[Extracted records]
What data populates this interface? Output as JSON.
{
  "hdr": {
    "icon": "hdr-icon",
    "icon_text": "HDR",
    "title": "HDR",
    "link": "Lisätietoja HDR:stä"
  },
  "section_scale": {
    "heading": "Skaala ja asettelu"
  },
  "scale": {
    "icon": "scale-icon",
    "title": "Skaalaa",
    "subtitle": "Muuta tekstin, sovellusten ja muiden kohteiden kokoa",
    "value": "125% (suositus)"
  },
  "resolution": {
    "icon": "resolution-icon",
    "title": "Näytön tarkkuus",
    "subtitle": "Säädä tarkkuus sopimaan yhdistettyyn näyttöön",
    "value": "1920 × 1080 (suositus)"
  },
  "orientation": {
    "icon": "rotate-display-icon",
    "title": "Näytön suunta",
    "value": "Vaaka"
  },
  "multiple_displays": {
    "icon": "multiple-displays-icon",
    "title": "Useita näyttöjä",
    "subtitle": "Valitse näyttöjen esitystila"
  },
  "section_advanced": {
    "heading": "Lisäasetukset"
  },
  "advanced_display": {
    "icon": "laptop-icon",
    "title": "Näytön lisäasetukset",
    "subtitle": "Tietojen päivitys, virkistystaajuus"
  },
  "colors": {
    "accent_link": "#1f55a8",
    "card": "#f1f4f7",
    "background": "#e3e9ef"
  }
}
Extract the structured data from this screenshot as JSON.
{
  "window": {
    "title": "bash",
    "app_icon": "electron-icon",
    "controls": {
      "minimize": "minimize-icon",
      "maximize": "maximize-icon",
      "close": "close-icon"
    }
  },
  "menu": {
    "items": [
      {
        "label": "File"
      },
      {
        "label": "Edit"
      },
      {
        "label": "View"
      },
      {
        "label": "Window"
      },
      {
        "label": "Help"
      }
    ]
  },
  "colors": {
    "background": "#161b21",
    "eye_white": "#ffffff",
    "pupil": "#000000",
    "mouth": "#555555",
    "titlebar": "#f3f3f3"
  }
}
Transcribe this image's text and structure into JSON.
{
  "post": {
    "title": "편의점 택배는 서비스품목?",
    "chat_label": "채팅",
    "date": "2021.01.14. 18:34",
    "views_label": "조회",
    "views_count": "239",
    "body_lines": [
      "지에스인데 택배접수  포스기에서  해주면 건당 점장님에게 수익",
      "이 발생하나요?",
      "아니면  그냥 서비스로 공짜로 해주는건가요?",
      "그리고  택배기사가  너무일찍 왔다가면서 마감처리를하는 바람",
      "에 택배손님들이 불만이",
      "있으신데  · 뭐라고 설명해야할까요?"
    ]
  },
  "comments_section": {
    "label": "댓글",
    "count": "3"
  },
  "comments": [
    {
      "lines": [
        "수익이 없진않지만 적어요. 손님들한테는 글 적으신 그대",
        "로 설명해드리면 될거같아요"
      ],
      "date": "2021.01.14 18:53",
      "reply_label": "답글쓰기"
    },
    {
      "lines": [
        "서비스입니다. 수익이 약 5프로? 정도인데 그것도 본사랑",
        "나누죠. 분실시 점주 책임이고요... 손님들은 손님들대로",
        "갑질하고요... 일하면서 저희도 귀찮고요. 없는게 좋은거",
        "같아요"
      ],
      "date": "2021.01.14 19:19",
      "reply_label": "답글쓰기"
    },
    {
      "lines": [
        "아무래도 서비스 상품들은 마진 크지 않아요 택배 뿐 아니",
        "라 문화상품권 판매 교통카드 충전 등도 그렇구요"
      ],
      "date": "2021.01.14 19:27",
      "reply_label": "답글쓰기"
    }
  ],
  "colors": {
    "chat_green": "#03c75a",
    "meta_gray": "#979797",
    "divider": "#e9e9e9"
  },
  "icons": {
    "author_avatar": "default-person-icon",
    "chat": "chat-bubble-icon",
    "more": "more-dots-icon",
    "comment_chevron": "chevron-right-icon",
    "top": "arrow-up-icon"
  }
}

[Task prompt]: Pick out each line in the material containing "this".

[Solution to the problem]:
What data populates this interface? Output as JSON.
Extract the structured data from this screenshot as JSON.
Transcribe this image's text and structure into JSON.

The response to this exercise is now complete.